- [Records to process]
┌────────

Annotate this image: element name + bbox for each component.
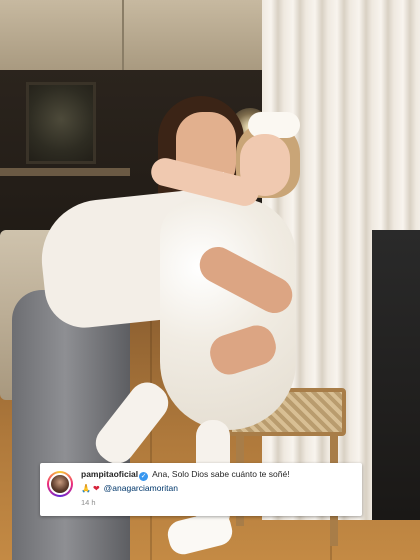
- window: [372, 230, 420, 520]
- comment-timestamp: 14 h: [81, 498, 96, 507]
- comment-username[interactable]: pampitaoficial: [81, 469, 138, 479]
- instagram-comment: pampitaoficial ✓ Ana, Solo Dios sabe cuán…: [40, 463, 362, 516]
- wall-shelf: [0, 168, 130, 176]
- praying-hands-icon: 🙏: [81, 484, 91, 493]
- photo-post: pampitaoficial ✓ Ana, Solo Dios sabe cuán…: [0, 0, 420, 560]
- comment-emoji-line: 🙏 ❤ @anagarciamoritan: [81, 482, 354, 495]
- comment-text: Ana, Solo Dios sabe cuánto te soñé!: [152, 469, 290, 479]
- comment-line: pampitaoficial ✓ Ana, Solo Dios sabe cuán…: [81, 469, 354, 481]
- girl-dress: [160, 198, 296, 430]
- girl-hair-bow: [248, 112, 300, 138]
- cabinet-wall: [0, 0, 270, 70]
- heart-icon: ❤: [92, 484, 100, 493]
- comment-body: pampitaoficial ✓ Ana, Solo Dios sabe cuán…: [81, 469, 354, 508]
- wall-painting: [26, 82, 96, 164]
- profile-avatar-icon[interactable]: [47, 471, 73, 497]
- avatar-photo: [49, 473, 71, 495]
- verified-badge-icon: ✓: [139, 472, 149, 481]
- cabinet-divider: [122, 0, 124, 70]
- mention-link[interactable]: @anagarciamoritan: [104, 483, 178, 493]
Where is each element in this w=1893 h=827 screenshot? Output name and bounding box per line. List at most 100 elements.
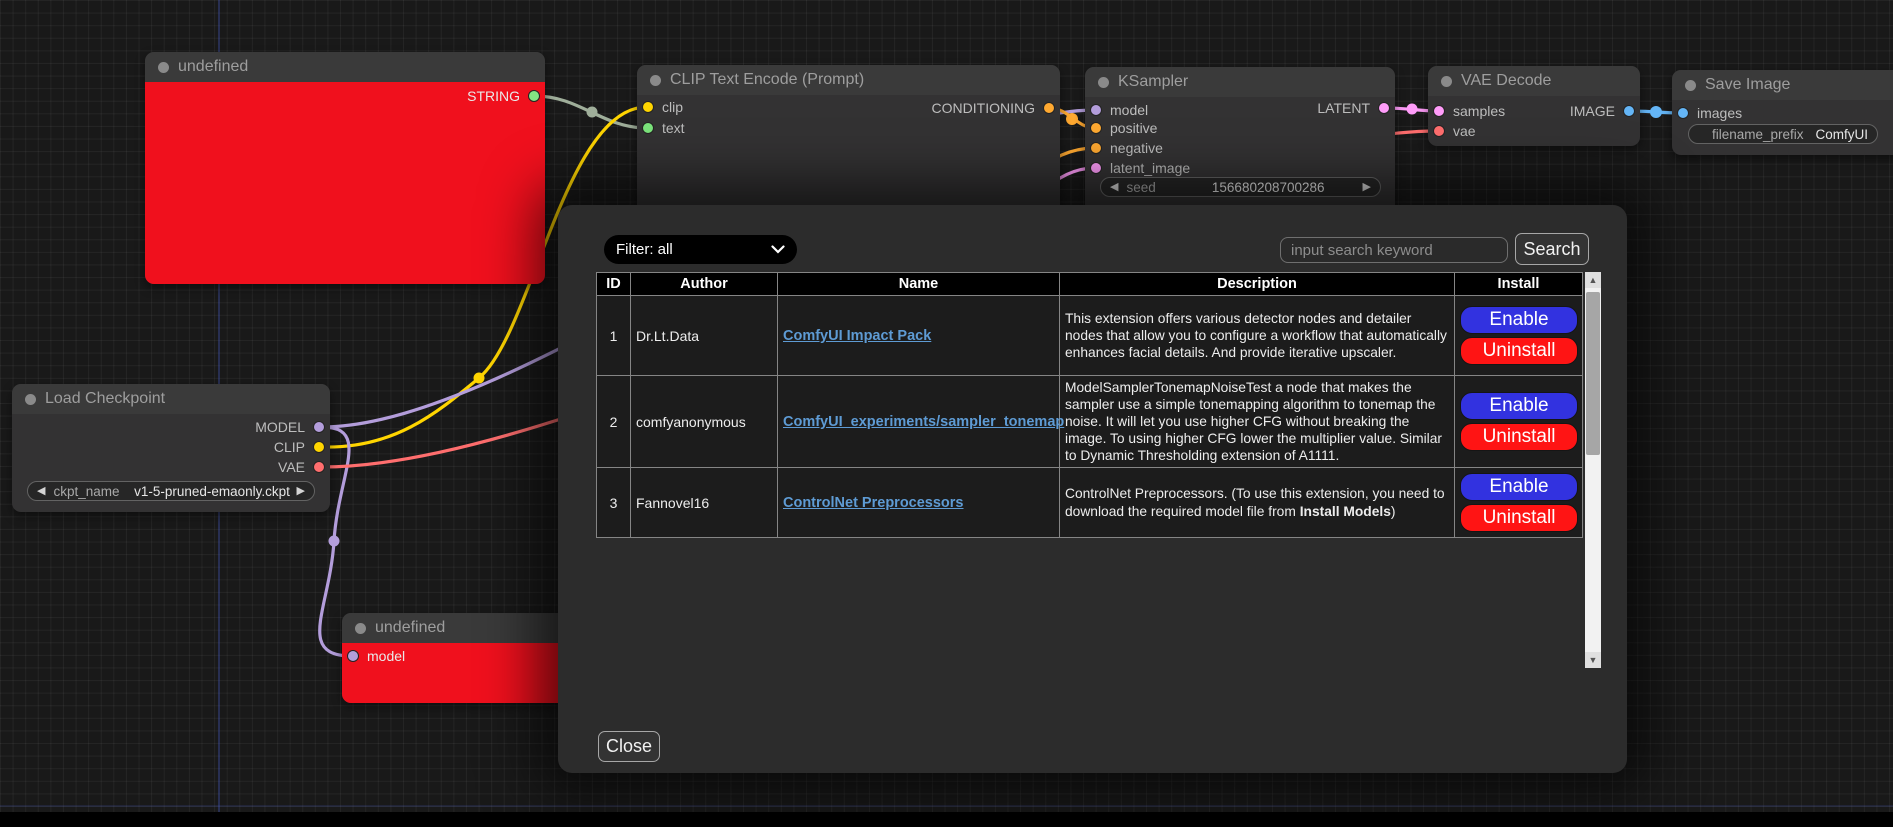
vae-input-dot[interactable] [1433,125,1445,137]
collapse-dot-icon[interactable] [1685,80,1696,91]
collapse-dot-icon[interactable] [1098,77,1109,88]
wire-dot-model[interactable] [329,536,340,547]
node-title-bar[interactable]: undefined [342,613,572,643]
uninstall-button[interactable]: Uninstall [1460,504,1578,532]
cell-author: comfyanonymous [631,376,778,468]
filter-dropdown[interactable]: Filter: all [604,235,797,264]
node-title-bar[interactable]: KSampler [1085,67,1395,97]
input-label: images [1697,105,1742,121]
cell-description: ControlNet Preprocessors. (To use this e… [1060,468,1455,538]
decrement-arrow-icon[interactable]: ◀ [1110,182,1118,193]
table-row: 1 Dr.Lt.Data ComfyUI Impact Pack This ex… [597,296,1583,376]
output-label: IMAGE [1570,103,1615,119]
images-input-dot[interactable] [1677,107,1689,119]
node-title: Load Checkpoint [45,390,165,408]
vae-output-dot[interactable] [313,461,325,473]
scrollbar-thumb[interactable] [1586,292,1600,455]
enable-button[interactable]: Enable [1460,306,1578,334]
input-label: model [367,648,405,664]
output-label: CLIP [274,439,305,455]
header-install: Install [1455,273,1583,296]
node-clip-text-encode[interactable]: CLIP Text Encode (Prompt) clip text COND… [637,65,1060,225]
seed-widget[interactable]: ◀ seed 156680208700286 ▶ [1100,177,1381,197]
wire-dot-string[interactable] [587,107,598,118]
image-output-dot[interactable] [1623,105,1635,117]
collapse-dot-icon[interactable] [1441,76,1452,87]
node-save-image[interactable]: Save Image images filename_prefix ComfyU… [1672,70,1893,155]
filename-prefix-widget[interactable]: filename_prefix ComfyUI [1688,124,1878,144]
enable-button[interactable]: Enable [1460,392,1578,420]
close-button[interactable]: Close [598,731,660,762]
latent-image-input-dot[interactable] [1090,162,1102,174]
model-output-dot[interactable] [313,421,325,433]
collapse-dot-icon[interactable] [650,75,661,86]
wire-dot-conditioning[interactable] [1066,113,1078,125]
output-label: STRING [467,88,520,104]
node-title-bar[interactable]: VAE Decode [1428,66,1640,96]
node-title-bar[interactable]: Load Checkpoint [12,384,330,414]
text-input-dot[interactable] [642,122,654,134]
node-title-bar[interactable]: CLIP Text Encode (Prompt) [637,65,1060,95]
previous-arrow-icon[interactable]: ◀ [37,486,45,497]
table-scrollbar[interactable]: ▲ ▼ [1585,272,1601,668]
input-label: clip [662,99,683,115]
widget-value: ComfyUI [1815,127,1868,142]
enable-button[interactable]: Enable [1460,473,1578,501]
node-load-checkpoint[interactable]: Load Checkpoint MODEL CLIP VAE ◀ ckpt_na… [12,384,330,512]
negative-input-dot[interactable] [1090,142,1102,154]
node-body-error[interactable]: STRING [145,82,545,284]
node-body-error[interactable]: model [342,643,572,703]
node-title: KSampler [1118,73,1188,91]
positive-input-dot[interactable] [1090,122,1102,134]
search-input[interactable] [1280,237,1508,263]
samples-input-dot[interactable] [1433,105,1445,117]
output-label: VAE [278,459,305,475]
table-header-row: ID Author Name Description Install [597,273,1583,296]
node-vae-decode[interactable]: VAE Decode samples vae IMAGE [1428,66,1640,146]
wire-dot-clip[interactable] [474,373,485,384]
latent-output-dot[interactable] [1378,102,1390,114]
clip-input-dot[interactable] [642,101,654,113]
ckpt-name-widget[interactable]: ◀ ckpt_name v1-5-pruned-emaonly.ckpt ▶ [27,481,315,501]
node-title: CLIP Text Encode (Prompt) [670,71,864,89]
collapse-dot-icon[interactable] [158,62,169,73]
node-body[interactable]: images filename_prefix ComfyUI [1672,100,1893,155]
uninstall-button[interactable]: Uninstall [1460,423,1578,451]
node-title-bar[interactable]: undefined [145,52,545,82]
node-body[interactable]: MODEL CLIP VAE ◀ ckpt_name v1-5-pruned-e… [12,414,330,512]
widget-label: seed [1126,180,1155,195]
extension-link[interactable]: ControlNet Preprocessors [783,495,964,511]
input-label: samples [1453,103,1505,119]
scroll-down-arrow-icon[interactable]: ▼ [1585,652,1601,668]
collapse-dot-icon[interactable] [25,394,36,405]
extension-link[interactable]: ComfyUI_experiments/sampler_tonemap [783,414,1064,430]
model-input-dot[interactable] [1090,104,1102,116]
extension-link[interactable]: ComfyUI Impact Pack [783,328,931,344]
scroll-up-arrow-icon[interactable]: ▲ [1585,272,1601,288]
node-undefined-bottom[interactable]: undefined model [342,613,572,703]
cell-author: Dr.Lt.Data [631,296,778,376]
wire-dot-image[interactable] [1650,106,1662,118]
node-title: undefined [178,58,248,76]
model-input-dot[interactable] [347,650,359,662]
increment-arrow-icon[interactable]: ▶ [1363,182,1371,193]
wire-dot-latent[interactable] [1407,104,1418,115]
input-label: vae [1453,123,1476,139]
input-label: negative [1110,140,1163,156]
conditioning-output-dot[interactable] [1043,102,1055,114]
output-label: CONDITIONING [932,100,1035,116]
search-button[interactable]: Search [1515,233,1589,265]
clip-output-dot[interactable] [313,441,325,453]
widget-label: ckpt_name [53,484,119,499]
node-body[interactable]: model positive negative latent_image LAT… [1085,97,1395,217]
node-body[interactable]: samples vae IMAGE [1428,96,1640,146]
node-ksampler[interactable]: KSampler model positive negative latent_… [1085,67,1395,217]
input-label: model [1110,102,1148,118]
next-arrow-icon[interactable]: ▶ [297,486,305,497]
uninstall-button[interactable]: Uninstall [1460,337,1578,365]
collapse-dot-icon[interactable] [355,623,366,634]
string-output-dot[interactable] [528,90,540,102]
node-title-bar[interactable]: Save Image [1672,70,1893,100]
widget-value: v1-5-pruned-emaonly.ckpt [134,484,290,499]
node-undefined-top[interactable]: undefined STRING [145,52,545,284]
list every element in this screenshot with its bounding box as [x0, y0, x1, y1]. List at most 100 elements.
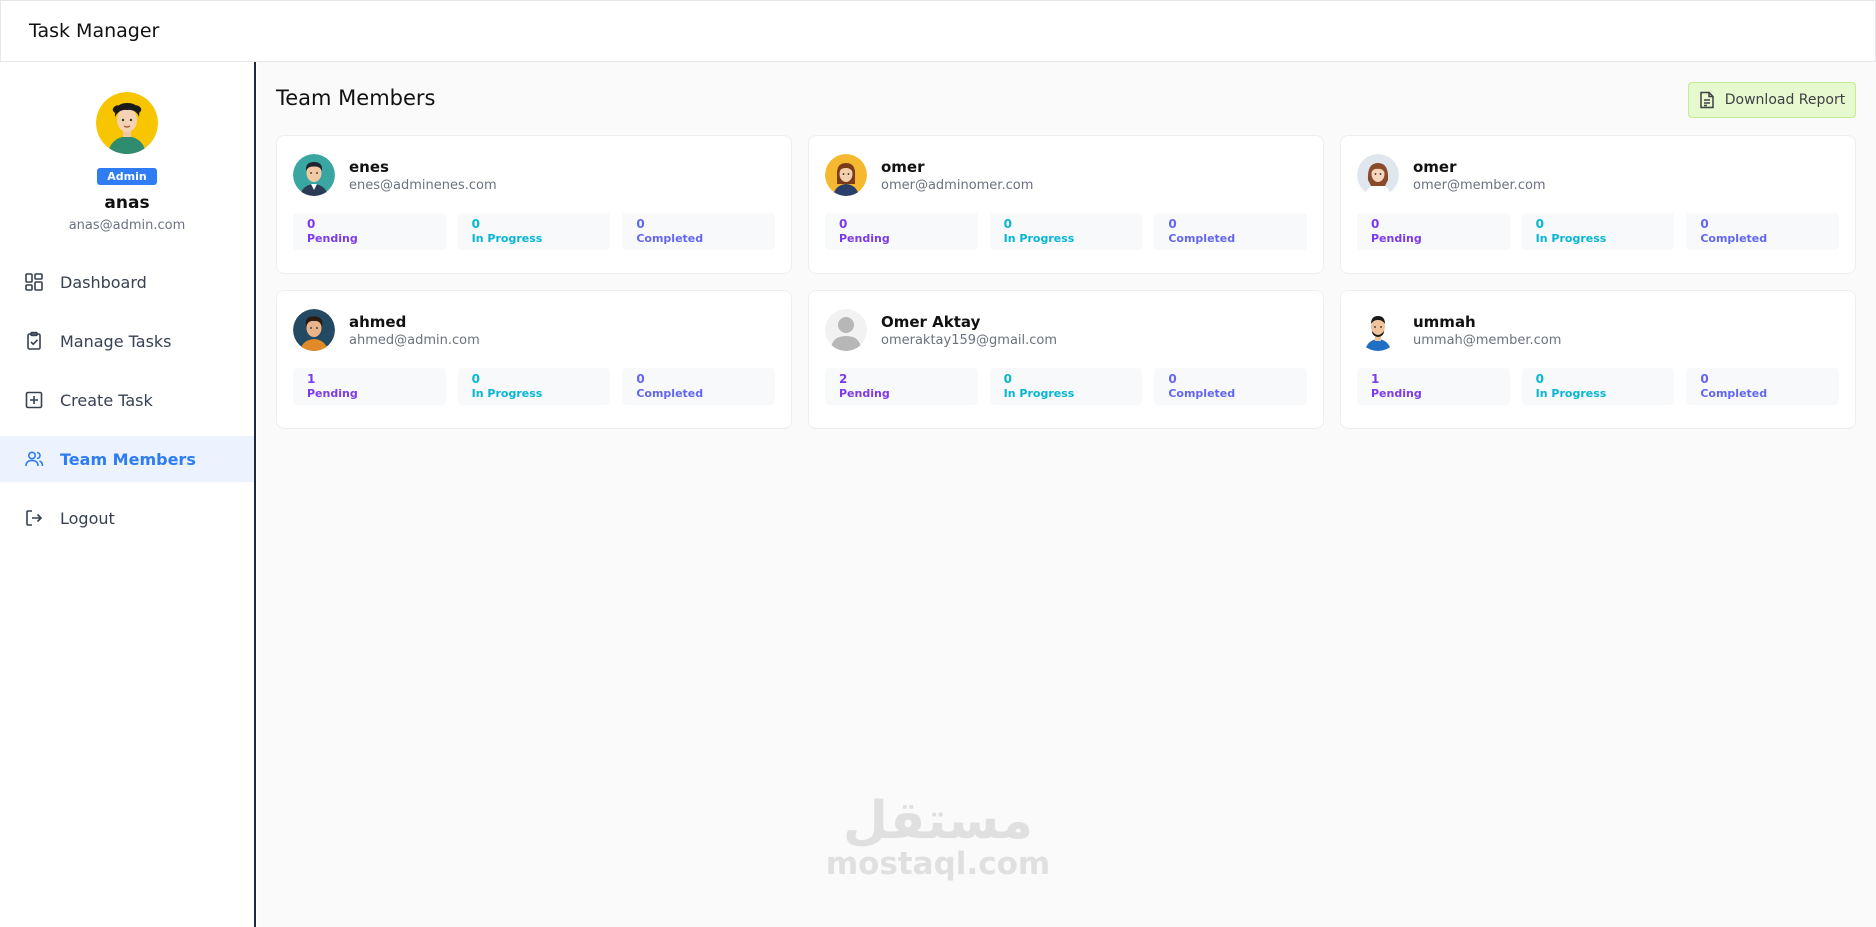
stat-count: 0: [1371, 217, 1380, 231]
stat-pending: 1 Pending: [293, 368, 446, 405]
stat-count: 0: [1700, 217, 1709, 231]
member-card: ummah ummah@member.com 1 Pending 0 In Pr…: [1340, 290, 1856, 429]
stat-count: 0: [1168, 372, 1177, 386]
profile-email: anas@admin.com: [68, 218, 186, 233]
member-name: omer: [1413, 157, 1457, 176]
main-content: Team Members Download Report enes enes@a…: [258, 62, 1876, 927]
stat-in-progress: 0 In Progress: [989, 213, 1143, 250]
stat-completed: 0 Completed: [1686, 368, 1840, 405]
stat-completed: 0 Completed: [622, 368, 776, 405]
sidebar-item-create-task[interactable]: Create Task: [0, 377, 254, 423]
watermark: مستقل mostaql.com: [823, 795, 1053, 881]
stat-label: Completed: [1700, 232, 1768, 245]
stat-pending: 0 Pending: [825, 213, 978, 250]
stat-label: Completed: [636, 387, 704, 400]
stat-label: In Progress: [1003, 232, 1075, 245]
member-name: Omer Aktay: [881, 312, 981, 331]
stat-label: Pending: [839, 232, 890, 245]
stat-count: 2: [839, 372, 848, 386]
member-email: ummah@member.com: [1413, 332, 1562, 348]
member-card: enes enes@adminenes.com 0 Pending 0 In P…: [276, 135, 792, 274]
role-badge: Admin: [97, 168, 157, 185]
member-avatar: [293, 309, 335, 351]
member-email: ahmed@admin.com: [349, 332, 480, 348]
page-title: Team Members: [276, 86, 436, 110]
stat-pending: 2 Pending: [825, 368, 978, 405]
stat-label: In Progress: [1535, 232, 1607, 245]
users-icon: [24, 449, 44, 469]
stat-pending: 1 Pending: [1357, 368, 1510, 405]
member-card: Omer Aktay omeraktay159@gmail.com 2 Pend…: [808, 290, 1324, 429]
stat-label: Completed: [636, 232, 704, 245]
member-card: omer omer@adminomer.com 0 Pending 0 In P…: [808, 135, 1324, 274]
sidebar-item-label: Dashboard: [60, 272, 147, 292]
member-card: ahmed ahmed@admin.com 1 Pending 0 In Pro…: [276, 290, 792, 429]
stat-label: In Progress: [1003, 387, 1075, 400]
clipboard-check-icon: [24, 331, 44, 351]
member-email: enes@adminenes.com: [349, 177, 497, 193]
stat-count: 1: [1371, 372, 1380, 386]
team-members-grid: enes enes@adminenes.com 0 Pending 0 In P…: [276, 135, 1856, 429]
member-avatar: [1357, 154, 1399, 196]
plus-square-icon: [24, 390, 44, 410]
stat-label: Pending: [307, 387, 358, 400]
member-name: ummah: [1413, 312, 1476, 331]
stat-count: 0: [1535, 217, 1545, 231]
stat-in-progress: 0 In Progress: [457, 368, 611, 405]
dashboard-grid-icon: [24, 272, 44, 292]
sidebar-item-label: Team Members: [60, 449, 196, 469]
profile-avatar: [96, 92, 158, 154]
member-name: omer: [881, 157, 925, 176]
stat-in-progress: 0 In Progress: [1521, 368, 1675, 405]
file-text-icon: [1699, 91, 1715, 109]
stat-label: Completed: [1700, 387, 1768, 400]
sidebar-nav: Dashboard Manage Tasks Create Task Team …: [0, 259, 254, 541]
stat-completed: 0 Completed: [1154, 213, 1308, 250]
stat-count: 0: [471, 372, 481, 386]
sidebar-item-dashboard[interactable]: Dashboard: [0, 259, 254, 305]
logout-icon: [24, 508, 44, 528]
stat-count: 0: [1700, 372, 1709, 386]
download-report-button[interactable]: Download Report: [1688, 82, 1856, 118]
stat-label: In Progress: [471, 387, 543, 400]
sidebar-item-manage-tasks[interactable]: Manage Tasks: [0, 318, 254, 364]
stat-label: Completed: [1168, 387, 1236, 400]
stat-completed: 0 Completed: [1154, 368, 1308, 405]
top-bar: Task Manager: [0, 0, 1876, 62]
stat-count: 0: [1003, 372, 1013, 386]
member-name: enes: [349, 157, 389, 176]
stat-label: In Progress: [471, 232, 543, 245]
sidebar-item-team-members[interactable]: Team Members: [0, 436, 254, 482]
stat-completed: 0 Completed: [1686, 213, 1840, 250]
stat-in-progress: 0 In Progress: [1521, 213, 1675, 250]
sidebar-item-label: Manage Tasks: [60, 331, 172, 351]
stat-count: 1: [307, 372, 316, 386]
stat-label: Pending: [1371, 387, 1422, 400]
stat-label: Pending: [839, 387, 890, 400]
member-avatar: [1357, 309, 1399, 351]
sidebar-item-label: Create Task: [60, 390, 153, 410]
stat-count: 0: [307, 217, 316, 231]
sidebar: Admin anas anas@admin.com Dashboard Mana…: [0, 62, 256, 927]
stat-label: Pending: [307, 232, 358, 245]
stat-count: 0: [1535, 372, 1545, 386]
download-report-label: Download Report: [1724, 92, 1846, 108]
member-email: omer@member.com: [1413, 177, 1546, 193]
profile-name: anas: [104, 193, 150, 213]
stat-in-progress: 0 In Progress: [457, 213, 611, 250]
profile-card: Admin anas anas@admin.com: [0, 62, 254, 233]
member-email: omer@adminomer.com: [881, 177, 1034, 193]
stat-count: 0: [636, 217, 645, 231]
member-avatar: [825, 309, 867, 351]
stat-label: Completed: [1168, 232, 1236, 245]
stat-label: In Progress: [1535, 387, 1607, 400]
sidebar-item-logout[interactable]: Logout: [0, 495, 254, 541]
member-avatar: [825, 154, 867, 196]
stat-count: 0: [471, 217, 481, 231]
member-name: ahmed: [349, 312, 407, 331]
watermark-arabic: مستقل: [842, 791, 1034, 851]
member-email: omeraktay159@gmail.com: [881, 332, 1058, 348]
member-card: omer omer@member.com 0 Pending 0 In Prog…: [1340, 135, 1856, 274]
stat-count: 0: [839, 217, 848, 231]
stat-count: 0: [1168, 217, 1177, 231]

└────────

- [Stated task] Reproduce the lines from the one containing "- window: [372, 230, 420, 520]" through the one containing "Where is each", inclusive, substituting "comment-caption" for "comment-text" and leaving everything else unchanged.

- [Complete answer]
- window: [372, 230, 420, 520]
- comment-timestamp: 14 h: [81, 498, 96, 507]
- comment-username[interactable]: pampitaoficial: [81, 469, 138, 479]
- instagram-comment: pampitaoficial ✓ Ana, Solo Dios sabe cuán…: [40, 463, 362, 516]
- wall-shelf: [0, 168, 130, 176]
- praying-hands-icon: 🙏: [81, 484, 91, 493]
- photo-post: pampitaoficial ✓ Ana, Solo Dios sabe cuán…: [0, 0, 420, 560]
- comment-emoji-line: 🙏 ❤ @anagarciamoritan: [81, 482, 354, 495]
- comment-caption: Ana, Solo Dios sabe cuánto te soñé!: [152, 469, 290, 479]
- comment-line: pampitaoficial ✓ Ana, Solo Dios sabe cuán…: [81, 469, 354, 481]
- girl-dress: [160, 198, 296, 430]
- girl-hair-bow: [248, 112, 300, 138]
- cabinet-wall: [0, 0, 270, 70]
- heart-icon: ❤: [92, 484, 100, 493]
- comment-body: pampitaoficial ✓ Ana, Solo Dios sabe cuán…: [81, 469, 354, 508]
- wall-painting: [26, 82, 96, 164]
- profile-avatar-icon[interactable]: [47, 471, 73, 497]
- avatar-photo: [49, 473, 71, 495]
- verified-badge-icon: ✓: [139, 472, 149, 481]
- cabinet-divider: [122, 0, 124, 70]
- mention-link[interactable]: @anagarciamoritan: [104, 483, 178, 493]
Where is each element in this w=1893 h=827 screenshot? Output name and bounding box per line. List at most 100 elements.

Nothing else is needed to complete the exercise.